### WHAT YOU WILL DO
The listing below should be copied in full, word for word.

>> START STORED ROWS

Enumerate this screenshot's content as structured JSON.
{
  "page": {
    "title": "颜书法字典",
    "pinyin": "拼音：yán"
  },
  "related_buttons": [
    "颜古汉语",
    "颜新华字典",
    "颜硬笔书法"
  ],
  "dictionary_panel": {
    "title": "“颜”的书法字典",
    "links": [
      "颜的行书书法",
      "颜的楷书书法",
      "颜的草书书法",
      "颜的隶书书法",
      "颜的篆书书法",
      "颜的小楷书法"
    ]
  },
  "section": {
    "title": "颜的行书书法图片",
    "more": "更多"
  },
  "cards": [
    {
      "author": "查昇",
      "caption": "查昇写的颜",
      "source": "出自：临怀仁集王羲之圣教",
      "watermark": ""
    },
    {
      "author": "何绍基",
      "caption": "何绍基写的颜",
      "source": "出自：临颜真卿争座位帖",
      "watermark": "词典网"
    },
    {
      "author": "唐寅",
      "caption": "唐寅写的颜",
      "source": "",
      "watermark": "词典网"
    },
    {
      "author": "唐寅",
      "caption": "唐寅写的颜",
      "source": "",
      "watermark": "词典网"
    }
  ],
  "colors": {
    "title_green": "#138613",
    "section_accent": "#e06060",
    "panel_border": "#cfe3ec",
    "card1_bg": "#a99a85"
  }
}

>> END STORED ROWS

### SOLUTION TO THIS TASK
Enumerate this screenshot's content as structured JSON.
{
  "page": {
    "title": "颜书法字典",
    "pinyin": "拼音：yán"
  },
  "related_buttons": [
    "颜古汉语",
    "颜新华字典",
    "颜硬笔书法"
  ],
  "dictionary_panel": {
    "title": "“颜”的书法字典",
    "links": [
      "颜的行书书法",
      "颜的楷书书法",
      "颜的草书书法",
      "颜的隶书书法",
      "颜的篆书书法",
      "颜的小楷书法"
    ]
  },
  "section": {
    "title": "颜的行书书法图片",
    "more": "更多"
  },
  "cards": [
    {
      "author": "查昇",
      "caption": "查昇写的颜",
      "source": "出自：临怀仁集王羲之圣教",
      "watermark": ""
    },
    {
      "author": "何绍基",
      "caption": "何绍基写的颜",
      "source": "出自：临颜真卿争座位帖",
      "watermark": "词典网"
    },
    {
      "author": "唐寅",
      "caption": "唐寅写的颜",
      "source": "",
      "watermark": "词典网"
    },
    {
      "author": "唐寅",
      "caption": "唐寅写的颜",
      "source": "",
      "watermark": "词典网"
    }
  ],
  "colors": {
    "title_green": "#138613",
    "section_accent": "#e06060",
    "panel_border": "#cfe3ec",
    "card1_bg": "#a99a85"
  }
}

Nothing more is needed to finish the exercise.